REQUIRED WORK: Please render the data below as a JSON list of strings, with one string per line and any blank lines left out.

##### TASK INPUT #####

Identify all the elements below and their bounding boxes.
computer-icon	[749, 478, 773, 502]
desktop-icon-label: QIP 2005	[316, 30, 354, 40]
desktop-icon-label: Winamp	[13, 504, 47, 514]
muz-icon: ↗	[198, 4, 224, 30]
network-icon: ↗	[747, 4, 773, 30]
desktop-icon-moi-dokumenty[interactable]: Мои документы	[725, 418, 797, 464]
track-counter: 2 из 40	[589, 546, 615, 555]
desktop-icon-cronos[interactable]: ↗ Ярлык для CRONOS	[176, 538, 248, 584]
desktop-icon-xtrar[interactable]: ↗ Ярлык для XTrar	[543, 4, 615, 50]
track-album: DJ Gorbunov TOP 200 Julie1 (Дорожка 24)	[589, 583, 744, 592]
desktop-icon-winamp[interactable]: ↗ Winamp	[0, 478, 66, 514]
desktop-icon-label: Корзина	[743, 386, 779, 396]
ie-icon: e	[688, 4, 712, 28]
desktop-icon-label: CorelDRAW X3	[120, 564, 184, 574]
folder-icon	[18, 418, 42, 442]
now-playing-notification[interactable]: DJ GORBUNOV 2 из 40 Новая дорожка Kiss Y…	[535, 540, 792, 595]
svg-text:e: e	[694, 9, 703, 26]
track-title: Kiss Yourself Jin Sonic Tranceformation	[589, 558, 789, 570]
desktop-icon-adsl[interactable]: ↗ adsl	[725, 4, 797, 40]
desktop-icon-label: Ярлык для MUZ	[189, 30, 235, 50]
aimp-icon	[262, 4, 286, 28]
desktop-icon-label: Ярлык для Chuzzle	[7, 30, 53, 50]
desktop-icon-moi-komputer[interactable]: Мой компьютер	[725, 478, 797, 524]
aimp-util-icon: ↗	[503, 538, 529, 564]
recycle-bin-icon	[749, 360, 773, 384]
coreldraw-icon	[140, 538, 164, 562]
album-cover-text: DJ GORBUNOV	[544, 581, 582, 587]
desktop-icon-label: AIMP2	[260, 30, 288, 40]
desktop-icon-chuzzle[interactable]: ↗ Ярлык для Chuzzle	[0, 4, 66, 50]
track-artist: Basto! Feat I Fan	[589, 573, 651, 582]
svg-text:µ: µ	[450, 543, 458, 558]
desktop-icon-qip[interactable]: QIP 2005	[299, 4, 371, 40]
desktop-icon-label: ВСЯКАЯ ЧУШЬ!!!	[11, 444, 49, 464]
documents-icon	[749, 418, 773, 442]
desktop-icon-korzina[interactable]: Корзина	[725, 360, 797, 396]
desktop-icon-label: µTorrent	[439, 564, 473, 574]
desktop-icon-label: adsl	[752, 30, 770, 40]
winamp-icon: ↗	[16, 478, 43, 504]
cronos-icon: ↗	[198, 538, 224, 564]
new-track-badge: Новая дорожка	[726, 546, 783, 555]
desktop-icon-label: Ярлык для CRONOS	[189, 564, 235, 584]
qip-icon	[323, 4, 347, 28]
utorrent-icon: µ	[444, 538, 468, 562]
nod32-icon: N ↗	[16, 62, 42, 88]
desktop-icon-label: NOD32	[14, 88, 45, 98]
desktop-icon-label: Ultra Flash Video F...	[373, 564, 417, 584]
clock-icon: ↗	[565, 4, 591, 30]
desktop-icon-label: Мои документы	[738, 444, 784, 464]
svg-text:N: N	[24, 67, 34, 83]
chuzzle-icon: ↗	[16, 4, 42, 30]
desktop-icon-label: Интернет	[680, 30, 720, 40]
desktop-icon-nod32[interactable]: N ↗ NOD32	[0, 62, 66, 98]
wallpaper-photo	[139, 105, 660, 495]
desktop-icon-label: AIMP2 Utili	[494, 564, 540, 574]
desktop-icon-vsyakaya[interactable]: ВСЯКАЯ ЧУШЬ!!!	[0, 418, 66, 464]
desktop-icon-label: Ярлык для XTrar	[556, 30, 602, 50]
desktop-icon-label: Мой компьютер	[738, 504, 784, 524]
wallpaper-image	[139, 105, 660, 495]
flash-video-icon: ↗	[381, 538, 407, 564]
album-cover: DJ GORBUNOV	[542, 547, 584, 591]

#####

TASK RESPONSE:
[
  "Identify all the elements below and their bounding boxes.",
  "computer-icon\t[749, 478, 773, 502]",
  "desktop-icon-label: QIP 2005\t[316, 30, 354, 40]",
  "desktop-icon-label: Winamp\t[13, 504, 47, 514]",
  "muz-icon: ↗\t[198, 4, 224, 30]",
  "network-icon: ↗\t[747, 4, 773, 30]",
  "desktop-icon-moi-dokumenty[interactable]: Мои документы\t[725, 418, 797, 464]",
  "track-counter: 2 из 40\t[589, 546, 615, 555]",
  "desktop-icon-cronos[interactable]: ↗ Ярлык для CRONOS\t[176, 538, 248, 584]",
  "desktop-icon-xtrar[interactable]: ↗ Ярлык для XTrar\t[543, 4, 615, 50]",
  "track-album: DJ Gorbunov TOP 200 Julie1 (Дорожка 24)\t[589, 583, 744, 592]",
  "desktop-icon-winamp[interactable]: ↗ Winamp\t[0, 478, 66, 514]",
  "desktop-icon-label: Корзина\t[743, 386, 779, 396]",
  "ie-icon: e\t[688, 4, 712, 28]",
  "desktop-icon-label: CorelDRAW X3\t[120, 564, 184, 574]",
  "folder-icon\t[18, 418, 42, 442]",
  "now-playing-notification[interactable]: DJ GORBUNOV 2 из 40 Новая дорожка Kiss Y…\t[535, 540, 792, 595]",
  "svg-text:e: e\t[694, 9, 703, 26]",
  "track-title: Kiss Yourself Jin Sonic Tranceformation\t[589, 558, 789, 570]",
  "desktop-icon-adsl[interactable]: ↗ adsl\t[725, 4, 797, 40]",
  "desktop-icon-label: Ярлык для MUZ\t[189, 30, 235, 50]",
  "aimp-icon\t[262, 4, 286, 28]",
  "desktop-icon-label: Ярлык для Chuzzle\t[7, 30, 53, 50]",
  "desktop-icon-moi-komputer[interactable]: Мой компьютер\t[725, 478, 797, 524]",
  "aimp-util-icon: ↗\t[503, 538, 529, 564]",
  "recycle-bin-icon\t[749, 360, 773, 384]",
  "coreldraw-icon\t[140, 538, 164, 562]",
  "album-cover-text: DJ GORBUNOV\t[544, 581, 582, 587]",
  "desktop-icon-label: AIMP2\t[260, 30, 288, 40]",
  "desktop-icon-chuzzle[interactable]: ↗ Ярлык для Chuzzle\t[0, 4, 66, 50]",
  "track-artist: Basto! Feat I Fan\t[589, 573, 651, 582]",
  "svg-text:µ: µ\t[450, 543, 458, 558]",
  "desktop-icon-qip[interactable]: QIP 2005\t[299, 4, 371, 40]",
  "desktop-icon-label: ВСЯКАЯ ЧУШЬ!!!\t[11, 444, 49, 464]",
  "documents-icon\t[749, 418, 773, 442]",
  "desktop-icon-korzina[interactable]: Корзина\t[725, 360, 797, 396]",
  "desktop-icon-label: µTorrent\t[439, 564, 473, 574]",
  "desktop-icon-label: adsl\t[752, 30, 770, 40]",
  "winamp-icon: ↗\t[16, 478, 43, 504]",
  "cronos-icon: ↗\t[198, 538, 224, 564]",
  "new-track-badge: Новая дорожка\t[726, 546, 783, 555]",
  "desktop-icon-label: Ярлык для CRONOS\t[189, 564, 235, 584]",
  "qip-icon\t[323, 4, 347, 28]",
  "utorrent-icon: µ\t[444, 538, 468, 562]",
  "nod32-icon: N ↗\t[16, 62, 42, 88]",
  "desktop-icon-label: NOD32\t[14, 88, 45, 98]",
  "desktop-icon-label: Ultra Flash Video F...\t[373, 564, 417, 584]",
  "clock-icon: ↗\t[565, 4, 591, 30]",
  "desktop-icon-label: Мои документы\t[738, 444, 784, 464]",
  "svg-text:N: N\t[24, 67, 34, 83]",
  "chuzzle-icon: ↗\t[16, 4, 42, 30]",
  "desktop-icon-label: Интернет\t[680, 30, 720, 40]",
  "desktop-icon-nod32[interactable]: N ↗ NOD32\t[0, 62, 66, 98]",
  "wallpaper-photo\t[139, 105, 660, 495]",
  "desktop-icon-label: AIMP2 Utili\t[494, 564, 540, 574]",
  "desktop-icon-vsyakaya[interactable]: ВСЯКАЯ ЧУШЬ!!!\t[0, 418, 66, 464]",
  "desktop-icon-label: Ярлык для XTrar\t[556, 30, 602, 50]",
  "desktop-icon-label: Мой компьютер\t[738, 504, 784, 524]",
  "wallpaper-image\t[139, 105, 660, 495]",
  "flash-video-icon: ↗\t[381, 538, 407, 564]",
  "album-cover: DJ GORBUNOV\t[542, 547, 584, 591]"
]